PROMPT: Set down each entry from the block beneath, exactly as written.

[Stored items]
--- Start ---
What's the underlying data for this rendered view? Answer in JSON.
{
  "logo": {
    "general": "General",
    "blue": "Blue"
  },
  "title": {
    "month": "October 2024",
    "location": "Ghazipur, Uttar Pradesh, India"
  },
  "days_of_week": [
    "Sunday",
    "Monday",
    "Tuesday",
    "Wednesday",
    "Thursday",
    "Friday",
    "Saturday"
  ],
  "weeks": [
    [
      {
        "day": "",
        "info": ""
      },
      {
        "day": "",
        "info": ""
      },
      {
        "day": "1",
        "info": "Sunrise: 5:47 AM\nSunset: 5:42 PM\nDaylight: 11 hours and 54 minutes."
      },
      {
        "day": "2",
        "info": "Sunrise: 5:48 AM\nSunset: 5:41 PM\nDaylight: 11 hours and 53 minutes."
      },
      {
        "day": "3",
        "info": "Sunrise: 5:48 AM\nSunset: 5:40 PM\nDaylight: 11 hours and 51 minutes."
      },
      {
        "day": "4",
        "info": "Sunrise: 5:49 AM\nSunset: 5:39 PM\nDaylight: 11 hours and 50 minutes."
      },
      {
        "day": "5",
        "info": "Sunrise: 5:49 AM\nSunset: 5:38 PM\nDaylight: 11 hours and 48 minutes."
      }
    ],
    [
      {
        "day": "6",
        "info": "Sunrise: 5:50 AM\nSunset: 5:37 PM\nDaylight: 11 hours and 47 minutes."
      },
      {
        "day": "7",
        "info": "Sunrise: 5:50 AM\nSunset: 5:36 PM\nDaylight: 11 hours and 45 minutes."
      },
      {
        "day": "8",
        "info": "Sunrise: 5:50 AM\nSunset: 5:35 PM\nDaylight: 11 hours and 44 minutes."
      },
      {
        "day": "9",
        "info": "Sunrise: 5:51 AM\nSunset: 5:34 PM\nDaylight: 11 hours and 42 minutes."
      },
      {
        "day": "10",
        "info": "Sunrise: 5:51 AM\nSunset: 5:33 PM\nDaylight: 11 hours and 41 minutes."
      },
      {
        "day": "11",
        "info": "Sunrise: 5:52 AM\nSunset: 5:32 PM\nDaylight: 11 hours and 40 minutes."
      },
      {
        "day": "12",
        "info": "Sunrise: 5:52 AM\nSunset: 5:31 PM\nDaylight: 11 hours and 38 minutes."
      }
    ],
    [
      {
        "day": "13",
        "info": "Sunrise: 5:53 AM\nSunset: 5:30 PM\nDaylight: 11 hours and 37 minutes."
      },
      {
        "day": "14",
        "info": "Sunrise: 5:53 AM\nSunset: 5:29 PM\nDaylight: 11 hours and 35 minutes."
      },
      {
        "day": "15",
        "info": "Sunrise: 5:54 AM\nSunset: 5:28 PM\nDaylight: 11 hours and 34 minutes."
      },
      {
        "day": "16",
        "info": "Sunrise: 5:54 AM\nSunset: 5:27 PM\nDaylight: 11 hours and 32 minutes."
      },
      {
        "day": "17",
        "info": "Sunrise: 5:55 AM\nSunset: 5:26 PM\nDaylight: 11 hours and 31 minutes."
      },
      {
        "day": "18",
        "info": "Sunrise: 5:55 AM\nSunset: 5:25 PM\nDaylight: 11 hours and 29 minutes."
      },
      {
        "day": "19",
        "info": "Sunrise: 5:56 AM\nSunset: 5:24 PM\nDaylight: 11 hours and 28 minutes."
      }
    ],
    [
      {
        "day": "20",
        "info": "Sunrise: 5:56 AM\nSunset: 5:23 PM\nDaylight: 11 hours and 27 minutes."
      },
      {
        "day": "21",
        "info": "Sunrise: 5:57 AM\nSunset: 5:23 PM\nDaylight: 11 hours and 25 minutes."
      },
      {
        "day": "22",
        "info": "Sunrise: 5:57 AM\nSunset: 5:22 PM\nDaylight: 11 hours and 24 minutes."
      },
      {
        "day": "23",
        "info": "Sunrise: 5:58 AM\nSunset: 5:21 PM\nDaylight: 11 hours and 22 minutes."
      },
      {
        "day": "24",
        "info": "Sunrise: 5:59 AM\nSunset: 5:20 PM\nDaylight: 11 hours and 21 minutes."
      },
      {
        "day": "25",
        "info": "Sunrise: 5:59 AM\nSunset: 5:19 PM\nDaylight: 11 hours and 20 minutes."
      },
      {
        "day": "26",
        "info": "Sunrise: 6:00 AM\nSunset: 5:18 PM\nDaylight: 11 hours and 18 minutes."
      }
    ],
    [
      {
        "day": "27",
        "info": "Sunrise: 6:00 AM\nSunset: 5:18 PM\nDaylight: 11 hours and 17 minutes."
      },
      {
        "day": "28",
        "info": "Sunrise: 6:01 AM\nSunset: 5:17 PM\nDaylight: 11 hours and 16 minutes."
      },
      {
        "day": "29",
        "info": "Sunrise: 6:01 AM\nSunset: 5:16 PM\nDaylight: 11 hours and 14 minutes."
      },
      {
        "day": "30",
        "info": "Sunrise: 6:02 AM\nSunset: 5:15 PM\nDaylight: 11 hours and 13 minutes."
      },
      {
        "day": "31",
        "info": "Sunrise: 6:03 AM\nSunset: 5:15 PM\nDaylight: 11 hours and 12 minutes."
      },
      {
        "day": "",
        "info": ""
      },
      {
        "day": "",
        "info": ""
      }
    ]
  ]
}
--- End ---
THE RESPONSE:
What's the underlying data for this rendered view? Answer in JSON.
{
  "logo": {
    "general": "General",
    "blue": "Blue"
  },
  "title": {
    "month": "October 2024",
    "location": "Ghazipur, Uttar Pradesh, India"
  },
  "days_of_week": [
    "Sunday",
    "Monday",
    "Tuesday",
    "Wednesday",
    "Thursday",
    "Friday",
    "Saturday"
  ],
  "weeks": [
    [
      {
        "day": "",
        "info": ""
      },
      {
        "day": "",
        "info": ""
      },
      {
        "day": "1",
        "info": "Sunrise: 5:47 AM\nSunset: 5:42 PM\nDaylight: 11 hours and 54 minutes."
      },
      {
        "day": "2",
        "info": "Sunrise: 5:48 AM\nSunset: 5:41 PM\nDaylight: 11 hours and 53 minutes."
      },
      {
        "day": "3",
        "info": "Sunrise: 5:48 AM\nSunset: 5:40 PM\nDaylight: 11 hours and 51 minutes."
      },
      {
        "day": "4",
        "info": "Sunrise: 5:49 AM\nSunset: 5:39 PM\nDaylight: 11 hours and 50 minutes."
      },
      {
        "day": "5",
        "info": "Sunrise: 5:49 AM\nSunset: 5:38 PM\nDaylight: 11 hours and 48 minutes."
      }
    ],
    [
      {
        "day": "6",
        "info": "Sunrise: 5:50 AM\nSunset: 5:37 PM\nDaylight: 11 hours and 47 minutes."
      },
      {
        "day": "7",
        "info": "Sunrise: 5:50 AM\nSunset: 5:36 PM\nDaylight: 11 hours and 45 minutes."
      },
      {
        "day": "8",
        "info": "Sunrise: 5:50 AM\nSunset: 5:35 PM\nDaylight: 11 hours and 44 minutes."
      },
      {
        "day": "9",
        "info": "Sunrise: 5:51 AM\nSunset: 5:34 PM\nDaylight: 11 hours and 42 minutes."
      },
      {
        "day": "10",
        "info": "Sunrise: 5:51 AM\nSunset: 5:33 PM\nDaylight: 11 hours and 41 minutes."
      },
      {
        "day": "11",
        "info": "Sunrise: 5:52 AM\nSunset: 5:32 PM\nDaylight: 11 hours and 40 minutes."
      },
      {
        "day": "12",
        "info": "Sunrise: 5:52 AM\nSunset: 5:31 PM\nDaylight: 11 hours and 38 minutes."
      }
    ],
    [
      {
        "day": "13",
        "info": "Sunrise: 5:53 AM\nSunset: 5:30 PM\nDaylight: 11 hours and 37 minutes."
      },
      {
        "day": "14",
        "info": "Sunrise: 5:53 AM\nSunset: 5:29 PM\nDaylight: 11 hours and 35 minutes."
      },
      {
        "day": "15",
        "info": "Sunrise: 5:54 AM\nSunset: 5:28 PM\nDaylight: 11 hours and 34 minutes."
      },
      {
        "day": "16",
        "info": "Sunrise: 5:54 AM\nSunset: 5:27 PM\nDaylight: 11 hours and 32 minutes."
      },
      {
        "day": "17",
        "info": "Sunrise: 5:55 AM\nSunset: 5:26 PM\nDaylight: 11 hours and 31 minutes."
      },
      {
        "day": "18",
        "info": "Sunrise: 5:55 AM\nSunset: 5:25 PM\nDaylight: 11 hours and 29 minutes."
      },
      {
        "day": "19",
        "info": "Sunrise: 5:56 AM\nSunset: 5:24 PM\nDaylight: 11 hours and 28 minutes."
      }
    ],
    [
      {
        "day": "20",
        "info": "Sunrise: 5:56 AM\nSunset: 5:23 PM\nDaylight: 11 hours and 27 minutes."
      },
      {
        "day": "21",
        "info": "Sunrise: 5:57 AM\nSunset: 5:23 PM\nDaylight: 11 hours and 25 minutes."
      },
      {
        "day": "22",
        "info": "Sunrise: 5:57 AM\nSunset: 5:22 PM\nDaylight: 11 hours and 24 minutes."
      },
      {
        "day": "23",
        "info": "Sunrise: 5:58 AM\nSunset: 5:21 PM\nDaylight: 11 hours and 22 minutes."
      },
      {
        "day": "24",
        "info": "Sunrise: 5:59 AM\nSunset: 5:20 PM\nDaylight: 11 hours and 21 minutes."
      },
      {
        "day": "25",
        "info": "Sunrise: 5:59 AM\nSunset: 5:19 PM\nDaylight: 11 hours and 20 minutes."
      },
      {
        "day": "26",
        "info": "Sunrise: 6:00 AM\nSunset: 5:18 PM\nDaylight: 11 hours and 18 minutes."
      }
    ],
    [
      {
        "day": "27",
        "info": "Sunrise: 6:00 AM\nSunset: 5:18 PM\nDaylight: 11 hours and 17 minutes."
      },
      {
        "day": "28",
        "info": "Sunrise: 6:01 AM\nSunset: 5:17 PM\nDaylight: 11 hours and 16 minutes."
      },
      {
        "day": "29",
        "info": "Sunrise: 6:01 AM\nSunset: 5:16 PM\nDaylight: 11 hours and 14 minutes."
      },
      {
        "day": "30",
        "info": "Sunrise: 6:02 AM\nSunset: 5:15 PM\nDaylight: 11 hours and 13 minutes."
      },
      {
        "day": "31",
        "info": "Sunrise: 6:03 AM\nSunset: 5:15 PM\nDaylight: 11 hours and 12 minutes."
      },
      {
        "day": "",
        "info": ""
      },
      {
        "day": "",
        "info": ""
      }
    ]
  ]
}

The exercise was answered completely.